# Entries from a dataset
◆ ◆ ◆ ◆

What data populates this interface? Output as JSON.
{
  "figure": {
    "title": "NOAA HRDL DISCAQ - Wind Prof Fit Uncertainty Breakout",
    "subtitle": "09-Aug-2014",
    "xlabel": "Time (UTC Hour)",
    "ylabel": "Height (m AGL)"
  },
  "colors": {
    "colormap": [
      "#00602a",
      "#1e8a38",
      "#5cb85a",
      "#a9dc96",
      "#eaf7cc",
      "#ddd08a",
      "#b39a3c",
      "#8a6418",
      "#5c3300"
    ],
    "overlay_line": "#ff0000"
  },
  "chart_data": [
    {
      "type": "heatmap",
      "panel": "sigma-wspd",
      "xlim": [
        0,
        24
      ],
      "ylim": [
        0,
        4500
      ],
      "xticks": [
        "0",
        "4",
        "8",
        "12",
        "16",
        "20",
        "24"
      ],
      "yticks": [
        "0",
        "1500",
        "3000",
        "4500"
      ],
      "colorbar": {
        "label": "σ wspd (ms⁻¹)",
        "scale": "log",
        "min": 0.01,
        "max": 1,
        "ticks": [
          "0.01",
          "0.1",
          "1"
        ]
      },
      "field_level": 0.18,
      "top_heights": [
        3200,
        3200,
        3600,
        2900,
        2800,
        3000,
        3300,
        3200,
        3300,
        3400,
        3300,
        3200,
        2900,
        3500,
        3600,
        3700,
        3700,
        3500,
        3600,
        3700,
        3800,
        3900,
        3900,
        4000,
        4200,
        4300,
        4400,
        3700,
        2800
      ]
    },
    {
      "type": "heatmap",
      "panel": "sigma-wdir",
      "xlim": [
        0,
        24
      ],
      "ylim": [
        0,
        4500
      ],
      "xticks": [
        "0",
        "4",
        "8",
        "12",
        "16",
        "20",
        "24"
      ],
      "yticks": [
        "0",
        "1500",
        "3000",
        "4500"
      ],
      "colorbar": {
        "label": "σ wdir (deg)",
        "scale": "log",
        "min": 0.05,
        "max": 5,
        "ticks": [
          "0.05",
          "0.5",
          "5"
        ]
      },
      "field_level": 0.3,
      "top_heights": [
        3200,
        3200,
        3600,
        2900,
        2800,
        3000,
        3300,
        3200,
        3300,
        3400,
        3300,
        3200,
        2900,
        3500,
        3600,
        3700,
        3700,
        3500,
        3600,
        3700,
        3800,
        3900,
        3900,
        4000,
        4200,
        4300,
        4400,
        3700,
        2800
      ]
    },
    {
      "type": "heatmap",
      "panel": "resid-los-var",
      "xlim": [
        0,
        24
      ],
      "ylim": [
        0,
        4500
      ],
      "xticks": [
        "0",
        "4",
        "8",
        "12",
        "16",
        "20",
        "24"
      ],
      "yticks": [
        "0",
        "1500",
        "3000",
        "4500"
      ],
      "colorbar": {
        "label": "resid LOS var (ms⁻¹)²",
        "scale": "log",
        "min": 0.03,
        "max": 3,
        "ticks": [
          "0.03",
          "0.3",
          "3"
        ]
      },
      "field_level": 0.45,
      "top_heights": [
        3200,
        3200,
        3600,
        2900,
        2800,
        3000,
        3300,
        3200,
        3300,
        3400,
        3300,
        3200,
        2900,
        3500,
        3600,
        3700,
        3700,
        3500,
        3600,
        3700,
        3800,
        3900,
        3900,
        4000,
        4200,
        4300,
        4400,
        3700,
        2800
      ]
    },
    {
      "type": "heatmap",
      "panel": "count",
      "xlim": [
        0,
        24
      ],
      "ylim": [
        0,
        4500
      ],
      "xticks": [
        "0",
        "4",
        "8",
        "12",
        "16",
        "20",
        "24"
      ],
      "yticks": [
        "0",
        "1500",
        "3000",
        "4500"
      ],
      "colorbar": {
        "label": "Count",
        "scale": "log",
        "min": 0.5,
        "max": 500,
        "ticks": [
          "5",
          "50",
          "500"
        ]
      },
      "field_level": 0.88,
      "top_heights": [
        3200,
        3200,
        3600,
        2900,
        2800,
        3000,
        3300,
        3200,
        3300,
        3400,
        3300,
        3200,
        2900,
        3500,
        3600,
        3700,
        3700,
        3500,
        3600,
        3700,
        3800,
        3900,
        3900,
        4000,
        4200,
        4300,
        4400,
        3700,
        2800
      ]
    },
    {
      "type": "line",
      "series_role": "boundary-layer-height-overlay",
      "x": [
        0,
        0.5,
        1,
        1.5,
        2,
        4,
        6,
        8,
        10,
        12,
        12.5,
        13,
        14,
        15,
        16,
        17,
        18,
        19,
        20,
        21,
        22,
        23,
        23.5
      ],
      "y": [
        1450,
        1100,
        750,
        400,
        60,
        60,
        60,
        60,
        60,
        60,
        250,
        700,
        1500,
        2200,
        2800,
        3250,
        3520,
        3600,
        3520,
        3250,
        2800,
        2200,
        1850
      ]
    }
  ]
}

◆ ◆ ◆ ◆

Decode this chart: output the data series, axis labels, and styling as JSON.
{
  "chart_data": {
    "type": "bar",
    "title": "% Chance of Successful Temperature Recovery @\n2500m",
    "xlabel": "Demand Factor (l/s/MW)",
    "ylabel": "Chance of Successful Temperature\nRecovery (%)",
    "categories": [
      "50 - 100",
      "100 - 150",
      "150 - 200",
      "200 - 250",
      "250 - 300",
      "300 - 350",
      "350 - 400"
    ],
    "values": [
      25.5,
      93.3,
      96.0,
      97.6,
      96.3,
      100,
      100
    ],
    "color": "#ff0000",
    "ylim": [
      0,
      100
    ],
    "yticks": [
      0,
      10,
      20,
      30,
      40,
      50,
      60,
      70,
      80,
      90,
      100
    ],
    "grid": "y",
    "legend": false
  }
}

◆ ◆ ◆ ◆

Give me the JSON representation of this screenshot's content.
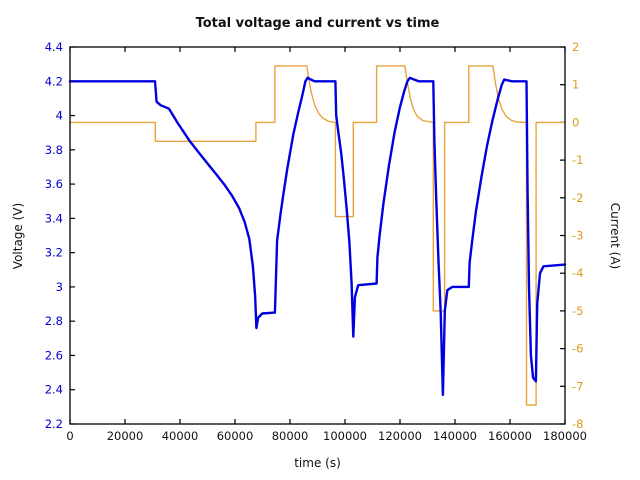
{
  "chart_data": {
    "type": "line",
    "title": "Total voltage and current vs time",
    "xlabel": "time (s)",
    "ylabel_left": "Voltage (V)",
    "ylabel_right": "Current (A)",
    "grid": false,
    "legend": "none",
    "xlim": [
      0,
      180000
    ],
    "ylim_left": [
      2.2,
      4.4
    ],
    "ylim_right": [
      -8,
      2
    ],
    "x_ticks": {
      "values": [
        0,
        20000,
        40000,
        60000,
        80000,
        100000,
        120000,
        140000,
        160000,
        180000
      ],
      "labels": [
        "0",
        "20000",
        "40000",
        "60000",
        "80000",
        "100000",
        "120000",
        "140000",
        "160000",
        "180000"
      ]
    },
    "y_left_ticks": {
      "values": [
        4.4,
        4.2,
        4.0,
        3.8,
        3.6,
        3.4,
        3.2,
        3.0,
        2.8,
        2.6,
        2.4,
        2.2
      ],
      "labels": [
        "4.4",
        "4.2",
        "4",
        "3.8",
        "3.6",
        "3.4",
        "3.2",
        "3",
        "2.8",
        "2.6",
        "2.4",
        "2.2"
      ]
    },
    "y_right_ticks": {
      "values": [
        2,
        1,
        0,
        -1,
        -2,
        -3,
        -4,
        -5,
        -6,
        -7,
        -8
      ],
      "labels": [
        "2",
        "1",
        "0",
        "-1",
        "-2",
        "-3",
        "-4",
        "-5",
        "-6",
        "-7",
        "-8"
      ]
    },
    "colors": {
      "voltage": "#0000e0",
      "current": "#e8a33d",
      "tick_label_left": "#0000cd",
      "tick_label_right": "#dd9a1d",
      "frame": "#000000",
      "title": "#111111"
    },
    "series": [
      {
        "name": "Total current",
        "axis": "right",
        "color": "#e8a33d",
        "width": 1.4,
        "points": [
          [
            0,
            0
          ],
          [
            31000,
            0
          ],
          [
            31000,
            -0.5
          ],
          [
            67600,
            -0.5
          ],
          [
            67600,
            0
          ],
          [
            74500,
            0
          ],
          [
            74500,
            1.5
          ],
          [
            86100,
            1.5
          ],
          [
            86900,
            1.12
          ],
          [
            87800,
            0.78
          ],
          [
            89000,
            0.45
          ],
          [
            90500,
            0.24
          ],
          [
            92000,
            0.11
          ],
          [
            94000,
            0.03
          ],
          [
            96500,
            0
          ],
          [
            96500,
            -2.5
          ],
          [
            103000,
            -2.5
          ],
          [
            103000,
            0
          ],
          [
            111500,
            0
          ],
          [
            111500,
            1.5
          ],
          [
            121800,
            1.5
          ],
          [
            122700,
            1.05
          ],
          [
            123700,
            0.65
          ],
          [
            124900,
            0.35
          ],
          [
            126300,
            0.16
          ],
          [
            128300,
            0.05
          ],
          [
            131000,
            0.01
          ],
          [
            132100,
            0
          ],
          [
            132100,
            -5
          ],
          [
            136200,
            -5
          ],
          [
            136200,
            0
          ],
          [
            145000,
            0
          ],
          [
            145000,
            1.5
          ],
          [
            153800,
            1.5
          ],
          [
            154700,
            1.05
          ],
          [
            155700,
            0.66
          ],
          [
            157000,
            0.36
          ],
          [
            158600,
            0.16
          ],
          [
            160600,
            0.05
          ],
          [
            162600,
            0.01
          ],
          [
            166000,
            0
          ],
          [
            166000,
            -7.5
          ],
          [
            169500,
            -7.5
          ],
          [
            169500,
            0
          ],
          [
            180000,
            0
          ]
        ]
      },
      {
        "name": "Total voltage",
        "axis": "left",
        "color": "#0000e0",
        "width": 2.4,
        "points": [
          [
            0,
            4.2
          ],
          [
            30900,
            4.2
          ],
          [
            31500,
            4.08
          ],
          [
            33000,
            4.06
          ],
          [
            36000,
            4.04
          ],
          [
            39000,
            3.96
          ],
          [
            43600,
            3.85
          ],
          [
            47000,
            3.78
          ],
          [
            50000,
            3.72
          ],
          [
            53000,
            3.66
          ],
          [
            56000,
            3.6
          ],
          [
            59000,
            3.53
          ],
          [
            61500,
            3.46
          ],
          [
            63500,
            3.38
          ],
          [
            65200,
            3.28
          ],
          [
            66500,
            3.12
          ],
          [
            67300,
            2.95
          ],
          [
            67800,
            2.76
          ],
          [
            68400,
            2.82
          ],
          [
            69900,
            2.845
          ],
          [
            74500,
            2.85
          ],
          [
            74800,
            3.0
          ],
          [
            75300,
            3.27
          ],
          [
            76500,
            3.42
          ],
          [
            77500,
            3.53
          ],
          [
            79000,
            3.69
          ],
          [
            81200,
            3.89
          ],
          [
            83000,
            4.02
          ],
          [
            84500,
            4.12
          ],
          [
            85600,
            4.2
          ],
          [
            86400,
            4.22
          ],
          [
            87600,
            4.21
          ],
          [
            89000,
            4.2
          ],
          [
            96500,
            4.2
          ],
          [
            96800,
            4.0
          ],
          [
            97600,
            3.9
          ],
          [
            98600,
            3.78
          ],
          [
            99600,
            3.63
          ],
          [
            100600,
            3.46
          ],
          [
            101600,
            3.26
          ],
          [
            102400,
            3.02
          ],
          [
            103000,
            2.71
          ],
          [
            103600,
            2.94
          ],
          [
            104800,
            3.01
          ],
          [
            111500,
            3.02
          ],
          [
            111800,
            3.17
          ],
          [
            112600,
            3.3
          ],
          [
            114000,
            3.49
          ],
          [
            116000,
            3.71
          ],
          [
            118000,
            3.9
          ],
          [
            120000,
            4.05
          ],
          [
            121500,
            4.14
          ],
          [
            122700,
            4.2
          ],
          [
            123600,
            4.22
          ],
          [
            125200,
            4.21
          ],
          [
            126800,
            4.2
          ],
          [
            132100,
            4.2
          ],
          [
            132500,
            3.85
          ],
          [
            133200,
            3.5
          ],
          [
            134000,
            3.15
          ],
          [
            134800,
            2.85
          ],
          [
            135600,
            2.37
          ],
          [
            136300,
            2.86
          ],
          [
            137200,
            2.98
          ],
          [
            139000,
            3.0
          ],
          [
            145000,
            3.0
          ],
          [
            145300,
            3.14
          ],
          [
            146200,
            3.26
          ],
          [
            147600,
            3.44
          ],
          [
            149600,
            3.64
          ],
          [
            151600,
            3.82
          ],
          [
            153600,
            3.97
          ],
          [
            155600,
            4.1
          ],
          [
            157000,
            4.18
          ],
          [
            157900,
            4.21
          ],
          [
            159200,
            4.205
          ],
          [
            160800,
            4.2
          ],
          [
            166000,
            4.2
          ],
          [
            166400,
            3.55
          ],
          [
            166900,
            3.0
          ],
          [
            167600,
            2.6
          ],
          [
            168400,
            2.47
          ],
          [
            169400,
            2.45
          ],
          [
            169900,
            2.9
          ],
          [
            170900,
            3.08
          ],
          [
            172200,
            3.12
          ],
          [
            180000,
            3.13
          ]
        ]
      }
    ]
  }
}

◆ ◆ ◆ ◆

# WHAT IS REQUIRED
Examine the listing and say how many of its lines contain the string "this". Give the number alone.

# RESULT
3